- **DOCUMENT**
● ● ● ● ●
Introduction
Scaling a database system to handle more than one million transactions per second (TPS) presents significant challenges even for the most seasoned database architects. This case study examines how our team at GlobalTech Financial Services transformed our MariaDB implementation from a standard setup struggling with 10,000 TPS to a high-performance system capable of processing over 1 million transactions per second.
Background
The Business Challenge
GlobalTech Financial Services operates a payment processing platform that experienced exponential growth over 18 months, with our customer base expanding from regional markets to global operations. This growth brought a dramatic increase in transaction volume, threatening to overwhelm our existing database infrastructure.
● ● ● ● ●
- **GIVEN DATA**
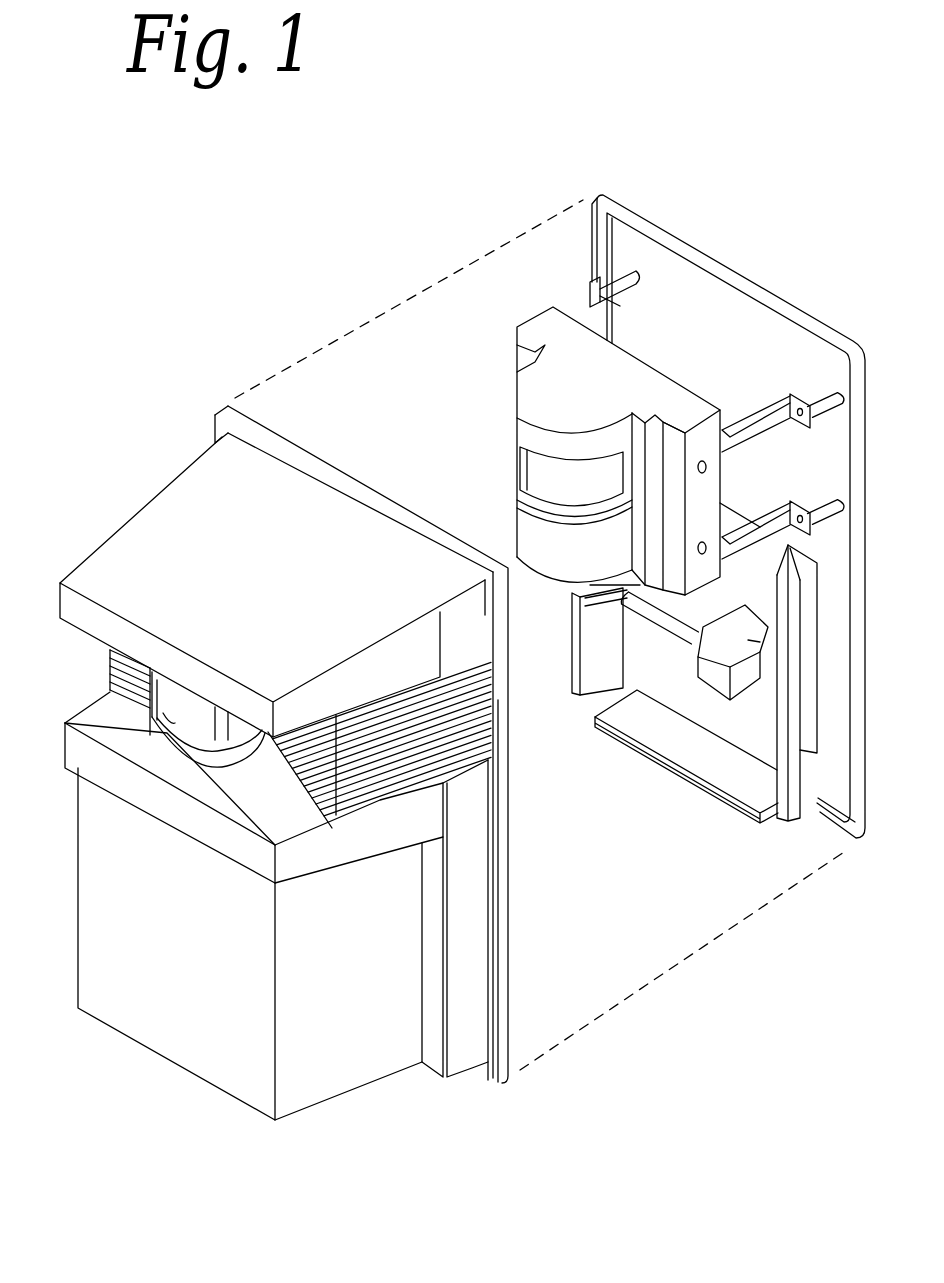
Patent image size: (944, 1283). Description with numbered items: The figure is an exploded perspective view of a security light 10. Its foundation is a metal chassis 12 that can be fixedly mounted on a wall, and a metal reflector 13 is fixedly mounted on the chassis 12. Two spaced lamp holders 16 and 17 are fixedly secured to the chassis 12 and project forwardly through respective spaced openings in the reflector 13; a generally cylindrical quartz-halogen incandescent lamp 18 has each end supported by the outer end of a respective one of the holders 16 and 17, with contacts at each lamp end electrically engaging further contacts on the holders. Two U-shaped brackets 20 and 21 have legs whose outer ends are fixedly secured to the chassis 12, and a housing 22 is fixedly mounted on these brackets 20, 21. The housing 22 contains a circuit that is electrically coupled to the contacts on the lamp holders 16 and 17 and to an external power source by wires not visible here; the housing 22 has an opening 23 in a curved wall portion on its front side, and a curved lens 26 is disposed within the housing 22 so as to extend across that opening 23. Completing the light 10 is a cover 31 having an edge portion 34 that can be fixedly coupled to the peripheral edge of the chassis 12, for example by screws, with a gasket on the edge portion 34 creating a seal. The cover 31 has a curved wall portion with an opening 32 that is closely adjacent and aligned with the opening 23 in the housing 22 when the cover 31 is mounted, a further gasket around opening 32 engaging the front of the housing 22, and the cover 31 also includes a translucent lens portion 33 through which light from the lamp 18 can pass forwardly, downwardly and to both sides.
● ● ● ● ●
- **PROBLEMS**
• A. In the MariaDB scaling case study, rewrite the paragraph beginning "Scaling a database system" more concisely while keeping its main facts.
• B. Write out everything in the MariaDB scaling case study from "Introduction" down to "transactions per second.", without any changes.

- **FULL SOLUTIONS**
• A. Scaling a database beyond one million transactions per second (TPS) is difficult even for experienced database architects. This case study describes how the team at GlobalTech Financial Services turned a standard MariaDB setup that struggled at 10,000 TPS into a high-performance system processing more than 1 million TPS.

• B.
Introduction
Scaling a database system to handle more than one million transactions per second (TPS) presents significant challenges even for the most seasoned database architects. This case study examines how our team at GlobalTech Financial Services transformed our MariaDB implementation from a standard setup struggling with 10,000 TPS to a high-performance system capable of processing over 1 million transactions per second.